» The request:
The records below are to be copied word for word, with every picture left out.

Dataset items:

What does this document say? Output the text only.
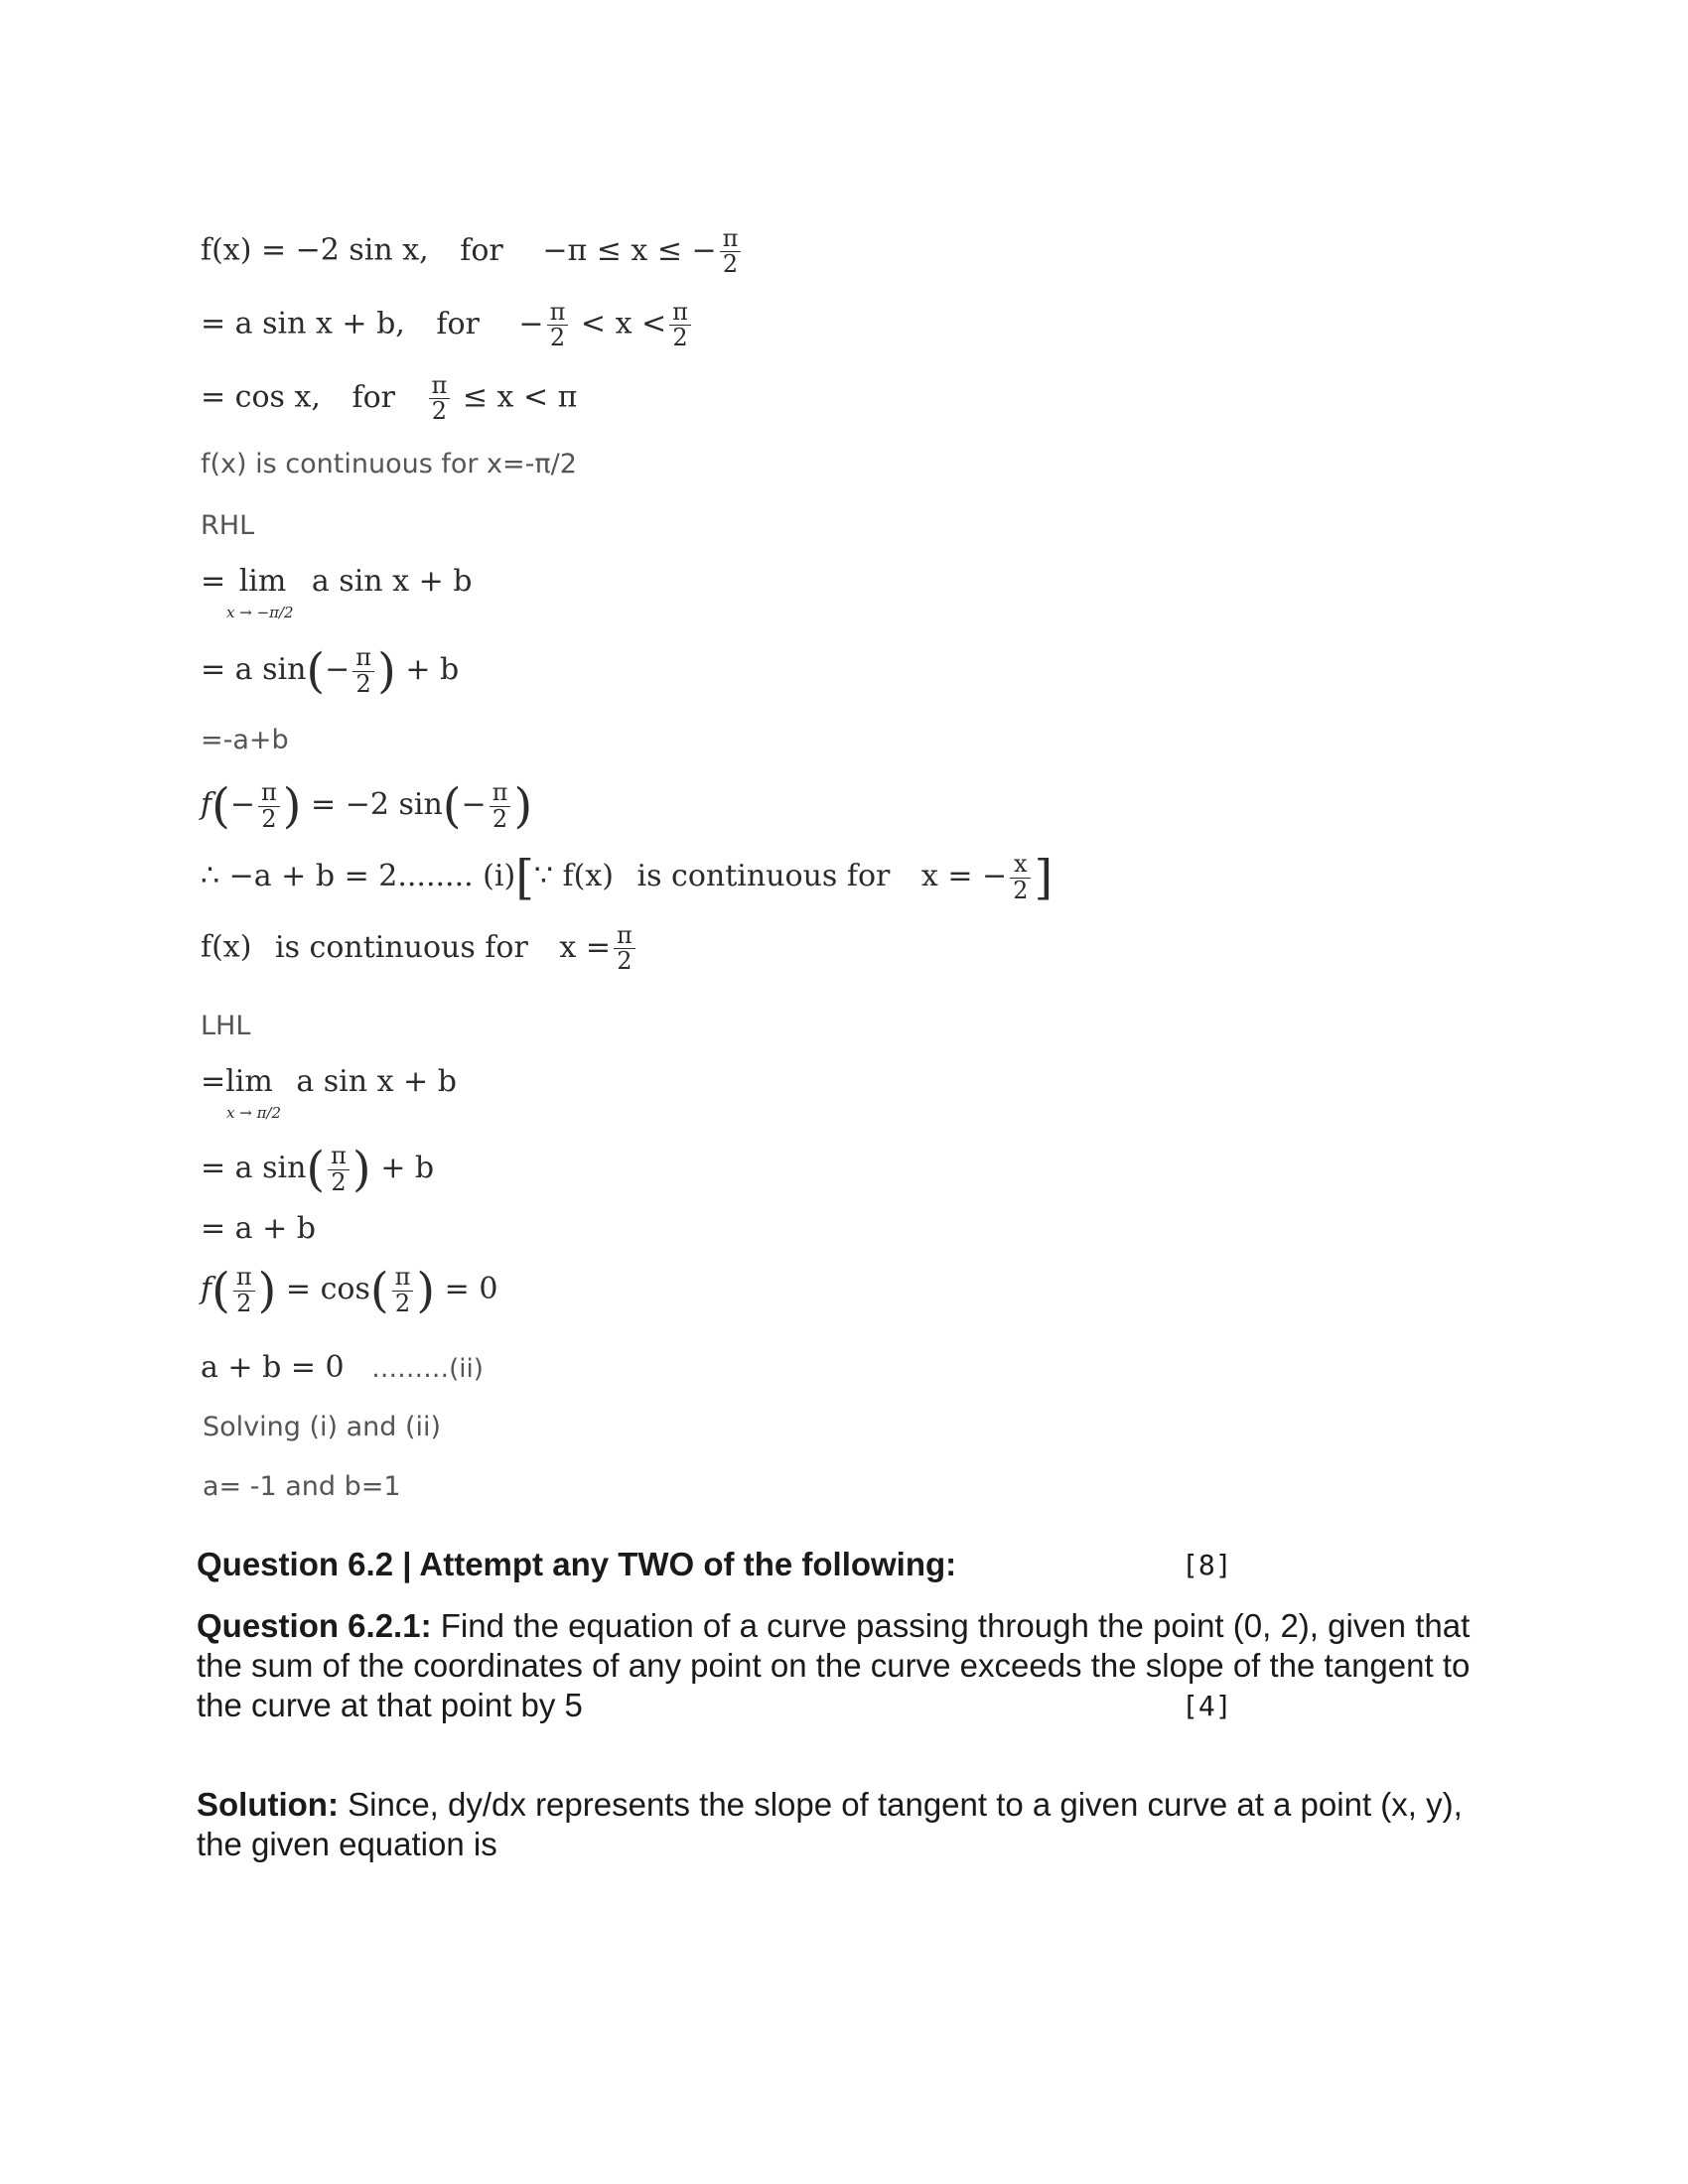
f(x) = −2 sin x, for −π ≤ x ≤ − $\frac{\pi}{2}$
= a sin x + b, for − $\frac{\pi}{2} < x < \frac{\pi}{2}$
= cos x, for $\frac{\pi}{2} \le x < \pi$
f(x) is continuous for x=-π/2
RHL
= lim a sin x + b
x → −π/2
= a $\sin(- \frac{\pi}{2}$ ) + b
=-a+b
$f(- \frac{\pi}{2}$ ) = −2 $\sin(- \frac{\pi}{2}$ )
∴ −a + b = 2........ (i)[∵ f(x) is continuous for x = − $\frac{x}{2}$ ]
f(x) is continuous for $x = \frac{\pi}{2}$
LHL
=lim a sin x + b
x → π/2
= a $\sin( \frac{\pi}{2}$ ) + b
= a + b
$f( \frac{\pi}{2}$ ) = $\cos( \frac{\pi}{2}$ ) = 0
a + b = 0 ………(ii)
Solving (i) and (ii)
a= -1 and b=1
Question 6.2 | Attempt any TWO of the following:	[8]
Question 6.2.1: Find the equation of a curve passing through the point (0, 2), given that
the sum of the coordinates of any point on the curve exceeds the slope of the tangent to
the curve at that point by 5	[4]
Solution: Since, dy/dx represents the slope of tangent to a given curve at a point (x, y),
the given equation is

» Written reply:
What does this document say? Output the text only.
f(x) = −2 sin x, for −π ≤ x ≤ − $\frac{\pi}{2}$
= a sin x + b, for − $\frac{\pi}{2} < x < \frac{\pi}{2}$
= cos x, for $\frac{\pi}{2} \le x < \pi$
f(x) is continuous for x=-π/2
RHL
= lim a sin x + b
x → −π/2
= a $\sin(- \frac{\pi}{2}$ ) + b
=-a+b
$f(- \frac{\pi}{2}$ ) = −2 $\sin(- \frac{\pi}{2}$ )
∴ −a + b = 2........ (i)[∵ f(x) is continuous for x = − $\frac{x}{2}$ ]
f(x) is continuous for $x = \frac{\pi}{2}$
LHL
=lim a sin x + b
x → π/2
= a $\sin( \frac{\pi}{2}$ ) + b
= a + b
$f( \frac{\pi}{2}$ ) = $\cos( \frac{\pi}{2}$ ) = 0
a + b = 0 ………(ii)
Solving (i) and (ii)
a= -1 and b=1
Question 6.2 | Attempt any TWO of the following:	[8]
Question 6.2.1: Find the equation of a curve passing through the point (0, 2), given that
the sum of the coordinates of any point on the curve exceeds the slope of the tangent to
the curve at that point by 5	[4]
Solution: Since, dy/dx represents the slope of tangent to a given curve at a point (x, y),
the given equation is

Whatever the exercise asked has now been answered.